Structured figure records
================================

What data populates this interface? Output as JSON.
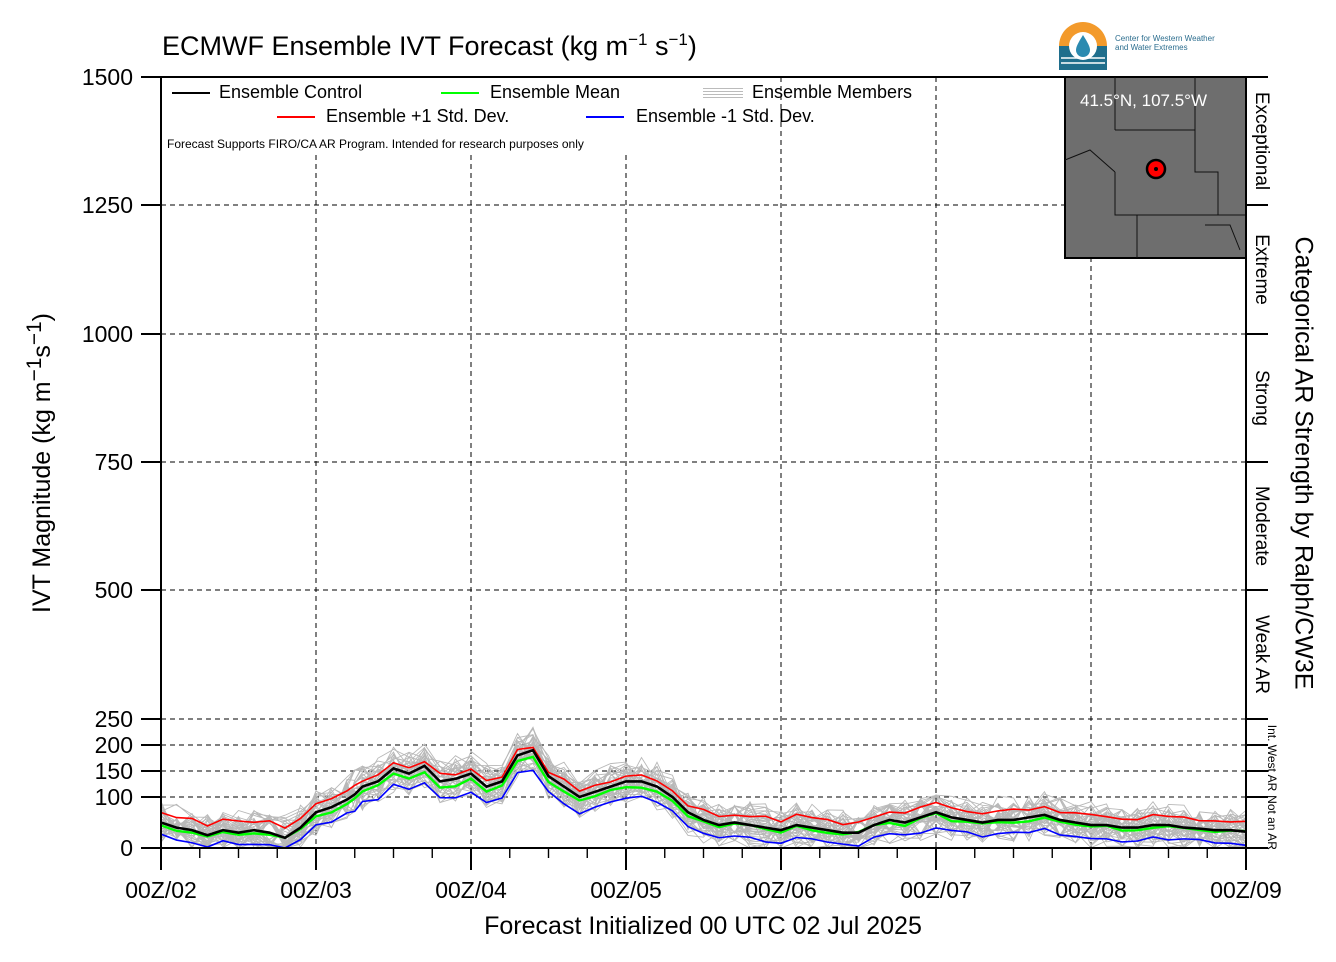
{
  "chart_data": {
    "type": "line",
    "title": "ECMWF Ensemble IVT Forecast (kg m",
    "title_units": {
      "exp1": "−1",
      "mid": " s",
      "exp2": "−1",
      "end": ")"
    },
    "ylabel": "IVT Magnitude (kg m",
    "ylabel_units": {
      "exp1": "−1",
      "mid": "s",
      "exp2": "−1",
      "end": ")"
    },
    "xlabel": "Forecast Initialized 00 UTC 02 Jul 2025",
    "right_label": "Categorical AR Strength by Ralph/CW3E",
    "notice": "Forecast Supports FIRO/CA AR Program. Intended for research purposes only",
    "map_location": "41.5°N, 107.5°W",
    "logo_text": [
      "Center for Western Weather",
      "and Water Extremes"
    ],
    "ylim": [
      0,
      1500
    ],
    "y_ticks": [
      0,
      100,
      150,
      200,
      250,
      500,
      750,
      1000,
      1250,
      1500
    ],
    "y_tick_labels": [
      "0",
      "100",
      "150",
      "200",
      "250",
      "500",
      "750",
      "1000",
      "1250",
      "1500"
    ],
    "x_ticks": [
      "00Z/02",
      "00Z/03",
      "00Z/04",
      "00Z/05",
      "00Z/06",
      "00Z/07",
      "00Z/08",
      "00Z/09"
    ],
    "xlim_hours": [
      0,
      168
    ],
    "grid": true,
    "legend": [
      {
        "label": "Ensemble Control",
        "color": "#000000",
        "type": "line"
      },
      {
        "label": "Ensemble Mean",
        "color": "#00ff00",
        "type": "line"
      },
      {
        "label": "Ensemble Members",
        "color": "#b0b0b0",
        "type": "multi"
      },
      {
        "label": "Ensemble +1 Std. Dev.",
        "color": "#ff0000",
        "type": "line"
      },
      {
        "label": "Ensemble -1 Std. Dev.",
        "color": "#0000ff",
        "type": "line"
      }
    ],
    "categories_right": [
      {
        "label": "Not an AR",
        "from": 0,
        "to": 100
      },
      {
        "label": "Int. West AR",
        "from": 100,
        "to": 250
      },
      {
        "label": "Weak AR",
        "from": 250,
        "to": 500
      },
      {
        "label": "Moderate",
        "from": 500,
        "to": 750
      },
      {
        "label": "Strong",
        "from": 750,
        "to": 1000
      },
      {
        "label": "Extreme",
        "from": 1000,
        "to": 1250
      },
      {
        "label": "Exceptional",
        "from": 1250,
        "to": 1500
      }
    ],
    "x_hours": [
      0,
      6,
      12,
      18,
      24,
      30,
      36,
      42,
      48,
      54,
      60,
      66,
      72,
      78,
      84,
      90,
      96,
      102,
      108,
      114,
      120,
      126,
      132,
      138,
      144,
      150,
      156,
      162,
      168
    ],
    "series": [
      {
        "name": "Ensemble Control",
        "color": "#000000",
        "width": 2.6,
        "x": [
          0,
          6,
          12,
          18,
          24,
          30,
          36,
          42,
          48,
          54,
          60,
          66,
          72,
          75,
          78,
          84,
          90,
          96,
          102,
          108,
          114,
          120,
          126,
          132,
          138,
          144,
          150,
          156,
          162,
          168,
          174,
          180,
          186,
          192,
          198,
          204,
          210,
          216,
          222,
          228,
          234,
          240,
          246,
          252,
          258,
          264,
          270,
          276,
          282,
          288,
          294,
          300,
          306,
          312,
          318,
          324,
          330,
          336,
          342,
          348,
          354,
          360,
          366,
          372,
          378,
          384,
          390,
          396,
          402,
          408,
          414,
          420
        ],
        "y": [
          50,
          40,
          35,
          25,
          35,
          30,
          35,
          30,
          20,
          40,
          70,
          80,
          95,
          105,
          120,
          130,
          155,
          145,
          160,
          130,
          135,
          145,
          120,
          130,
          180,
          190,
          140,
          120,
          100,
          110,
          120,
          130,
          130,
          120,
          100,
          70,
          55,
          45,
          50,
          45,
          40,
          35,
          45,
          40,
          35,
          30,
          30,
          45,
          55,
          50,
          60,
          70,
          60,
          55,
          50,
          55,
          55,
          60,
          65,
          55,
          50,
          45,
          45,
          40,
          40,
          45,
          45,
          40,
          38,
          35,
          35,
          32
        ],
        "scale_x": 0.4
      }
    ]
  }
}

================================

- DIRECTIONS:
Copy each line in the data that holds the word "Ensemble".

- SOLUTION:
    "title": "ECMWF Ensemble IVT Forecast (kg m",
        "label": "Ensemble Control",
        "label": "Ensemble Mean",
        "label": "Ensemble Members",
        "label": "Ensemble +1 Std. Dev.",
        "label": "Ensemble -1 Std. Dev.",
        "name": "Ensemble Control",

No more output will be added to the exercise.